TEXT
>>>
As the WFMT Radio Network’s series from the Santa Fe Chamber Music Festival heads into production for another season of radio shows, host Kerry Frumkin, and producer Louise Frank, asked participants what makes this location so enchanting.
Since 1972, the Santa Fe Chamber Music Festival has reigned as one of the leading performing arts festivals in the world. The artistic director there is pianist and composer Marc Neikrug, and he has guided the festival’s commitment to tradition, artistic excellence, and innovation over the past twenty years. For six weeks every summer, distinguished musicians and emerging young talents come to New Mexico’s capital city to perform a blend of favorite chamber works, lesser-known works, and new commissions. All of this has earned the Festival critical praise, loyal participants, and dedicated audiences.
And then there’s the location itself. Flutist Tara Helen O’Connor expressed a feeling shared by many when she said, “We feel profoundly lucky to be at the Santa Fe Chamber Music Festival, to be playing with these incredible musicians from all over the world, in this place of extreme beauty.” Add to that a local cuisine infused with green chiles, a compelling history, and a profound cultural life. No wonder National Geographic named Santa Fe, New Mexico #1 in the world for a sense of place.
The Sangre de Cristo Mountains
Santa Fe’s exceptionally gorgeous setting is one of the main reasons people love to visit. Nestled in the foothills of the Sangre de Cristo Mountains at an altitude of 7000 feet above sea level, the city boasts dozens of excellent hiking trails and many of the festival’s musicians make good use of them. Violinist and violist L. P. How did what so many others only dream of many years ago – he made this magical area of New Mexico his home.
L.P. How: When I first came out here from New York back in ’78 it felt like a different country. It smelled different. Things looked different. And I really didn’t fall in love with Santa Fe until I was here in the fall. The weather here in September and October is truly amazing. The lighting is unbelievable. And the sunsets! I never understood why they named the mountains Sangre De Cristo, never really knew what it meant, until one day in September I looked at the mountain and it’s blood purple! And I said, “Ah ha! There it is!”
<<<
TASKS FOR THIS EXERCISE
(1) List every person the Santa Fe festival text mentions by name.
(2) Repeat the Santa Fe festival text word for word between "And then there’s" and "sense of place.", inclusive.

ROWS
>>>
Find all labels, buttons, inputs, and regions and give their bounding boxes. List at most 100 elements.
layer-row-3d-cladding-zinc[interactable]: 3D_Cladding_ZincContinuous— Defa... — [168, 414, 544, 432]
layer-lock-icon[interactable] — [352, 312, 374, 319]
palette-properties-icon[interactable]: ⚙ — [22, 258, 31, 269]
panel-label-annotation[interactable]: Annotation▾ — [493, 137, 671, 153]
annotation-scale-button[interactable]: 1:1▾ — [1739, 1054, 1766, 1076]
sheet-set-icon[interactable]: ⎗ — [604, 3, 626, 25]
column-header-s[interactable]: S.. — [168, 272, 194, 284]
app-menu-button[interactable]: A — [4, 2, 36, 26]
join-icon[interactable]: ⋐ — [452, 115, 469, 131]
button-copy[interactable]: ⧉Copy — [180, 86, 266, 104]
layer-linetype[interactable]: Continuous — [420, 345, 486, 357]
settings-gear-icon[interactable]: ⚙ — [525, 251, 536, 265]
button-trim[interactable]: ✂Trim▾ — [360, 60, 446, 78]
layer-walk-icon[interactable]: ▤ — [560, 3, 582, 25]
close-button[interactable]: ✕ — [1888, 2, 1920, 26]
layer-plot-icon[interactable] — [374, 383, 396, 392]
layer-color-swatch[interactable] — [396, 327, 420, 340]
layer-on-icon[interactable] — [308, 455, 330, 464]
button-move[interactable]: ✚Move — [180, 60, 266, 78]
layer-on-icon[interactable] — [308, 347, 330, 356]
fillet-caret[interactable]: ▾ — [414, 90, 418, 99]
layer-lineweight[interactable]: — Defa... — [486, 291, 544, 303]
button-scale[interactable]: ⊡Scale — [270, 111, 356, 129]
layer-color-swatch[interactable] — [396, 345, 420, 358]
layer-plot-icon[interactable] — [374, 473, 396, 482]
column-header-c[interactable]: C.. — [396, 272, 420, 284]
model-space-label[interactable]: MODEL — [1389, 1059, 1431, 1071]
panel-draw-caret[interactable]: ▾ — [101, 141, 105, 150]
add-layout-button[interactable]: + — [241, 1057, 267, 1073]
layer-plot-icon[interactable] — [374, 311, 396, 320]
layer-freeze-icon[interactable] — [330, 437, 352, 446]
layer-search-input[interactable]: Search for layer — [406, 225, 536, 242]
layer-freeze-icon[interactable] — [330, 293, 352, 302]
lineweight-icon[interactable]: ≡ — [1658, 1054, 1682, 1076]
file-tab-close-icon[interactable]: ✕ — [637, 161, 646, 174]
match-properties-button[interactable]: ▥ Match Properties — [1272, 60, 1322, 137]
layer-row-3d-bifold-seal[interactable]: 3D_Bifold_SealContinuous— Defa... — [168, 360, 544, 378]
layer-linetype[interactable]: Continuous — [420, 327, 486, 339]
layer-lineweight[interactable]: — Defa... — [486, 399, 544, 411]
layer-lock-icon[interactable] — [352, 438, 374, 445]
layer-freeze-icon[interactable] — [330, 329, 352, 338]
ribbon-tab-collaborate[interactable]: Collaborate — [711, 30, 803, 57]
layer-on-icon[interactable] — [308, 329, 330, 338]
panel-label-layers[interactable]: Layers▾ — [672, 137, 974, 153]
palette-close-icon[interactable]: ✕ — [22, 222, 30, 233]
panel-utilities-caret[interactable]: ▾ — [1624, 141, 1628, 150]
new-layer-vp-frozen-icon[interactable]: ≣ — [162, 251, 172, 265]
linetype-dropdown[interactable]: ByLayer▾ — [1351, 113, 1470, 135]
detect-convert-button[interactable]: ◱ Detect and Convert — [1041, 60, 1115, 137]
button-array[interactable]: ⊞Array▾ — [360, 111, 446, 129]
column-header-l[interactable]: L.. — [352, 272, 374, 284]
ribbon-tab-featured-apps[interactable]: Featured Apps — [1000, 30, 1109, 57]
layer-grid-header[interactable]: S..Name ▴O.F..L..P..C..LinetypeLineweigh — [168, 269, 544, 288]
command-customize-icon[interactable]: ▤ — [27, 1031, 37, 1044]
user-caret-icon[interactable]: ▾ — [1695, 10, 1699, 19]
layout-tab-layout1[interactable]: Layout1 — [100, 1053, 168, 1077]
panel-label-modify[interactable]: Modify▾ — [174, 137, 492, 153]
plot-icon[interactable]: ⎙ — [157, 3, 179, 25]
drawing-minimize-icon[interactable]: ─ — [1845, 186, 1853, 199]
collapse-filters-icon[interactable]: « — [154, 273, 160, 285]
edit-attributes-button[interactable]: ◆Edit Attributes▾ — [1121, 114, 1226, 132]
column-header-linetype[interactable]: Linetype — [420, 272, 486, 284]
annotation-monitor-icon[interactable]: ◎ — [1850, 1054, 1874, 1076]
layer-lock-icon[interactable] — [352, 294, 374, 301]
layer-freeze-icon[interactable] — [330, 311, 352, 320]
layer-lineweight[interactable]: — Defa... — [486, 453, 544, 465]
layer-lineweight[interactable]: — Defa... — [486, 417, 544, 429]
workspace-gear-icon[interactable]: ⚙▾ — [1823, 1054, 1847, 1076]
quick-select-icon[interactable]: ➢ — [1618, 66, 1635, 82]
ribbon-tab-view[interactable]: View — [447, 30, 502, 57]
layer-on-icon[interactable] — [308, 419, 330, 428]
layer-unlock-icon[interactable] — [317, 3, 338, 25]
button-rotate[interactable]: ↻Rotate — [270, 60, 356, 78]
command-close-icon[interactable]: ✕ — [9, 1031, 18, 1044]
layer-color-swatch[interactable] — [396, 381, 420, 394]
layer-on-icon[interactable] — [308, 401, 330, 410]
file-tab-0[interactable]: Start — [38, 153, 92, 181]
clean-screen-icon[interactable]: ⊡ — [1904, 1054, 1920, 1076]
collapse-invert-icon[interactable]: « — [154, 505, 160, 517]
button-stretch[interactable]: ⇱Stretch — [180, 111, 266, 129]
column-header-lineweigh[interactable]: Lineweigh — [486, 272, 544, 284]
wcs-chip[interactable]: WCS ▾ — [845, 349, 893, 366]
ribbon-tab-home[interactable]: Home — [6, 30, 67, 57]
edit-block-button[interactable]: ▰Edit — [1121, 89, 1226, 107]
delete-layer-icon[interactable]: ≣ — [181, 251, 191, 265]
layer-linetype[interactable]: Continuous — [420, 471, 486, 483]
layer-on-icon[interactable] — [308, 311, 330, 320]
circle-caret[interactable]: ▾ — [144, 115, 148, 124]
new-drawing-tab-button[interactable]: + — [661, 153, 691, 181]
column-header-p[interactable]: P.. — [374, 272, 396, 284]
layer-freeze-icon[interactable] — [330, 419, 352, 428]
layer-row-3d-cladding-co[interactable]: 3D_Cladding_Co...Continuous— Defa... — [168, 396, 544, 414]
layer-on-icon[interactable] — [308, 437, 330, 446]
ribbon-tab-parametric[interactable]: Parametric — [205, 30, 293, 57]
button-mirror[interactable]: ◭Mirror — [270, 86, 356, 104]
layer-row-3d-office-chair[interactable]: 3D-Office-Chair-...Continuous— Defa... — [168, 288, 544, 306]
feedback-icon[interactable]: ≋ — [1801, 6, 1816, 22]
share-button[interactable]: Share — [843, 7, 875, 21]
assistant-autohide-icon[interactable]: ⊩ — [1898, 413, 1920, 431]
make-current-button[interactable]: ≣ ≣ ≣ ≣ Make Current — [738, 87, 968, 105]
<<<
EXERCISE ANSWERS
(1) Kerry Frumkin, Louise Frank, Marc Neikrug, Tara Helen O’Connor, L. P. How

(2)
And then there’s the location itself. Flutist Tara Helen O’Connor expressed a feeling shared by many when she said, “We feel profoundly lucky to be at the Santa Fe Chamber Music Festival, to be playing with these incredible musicians from all over the world, in this place of extreme beauty.” Add to that a local cuisine infused with green chiles, a compelling history, and a profound cultural life. No wonder National Geographic named Santa Fe, New Mexico #1 in the world for a sense of place.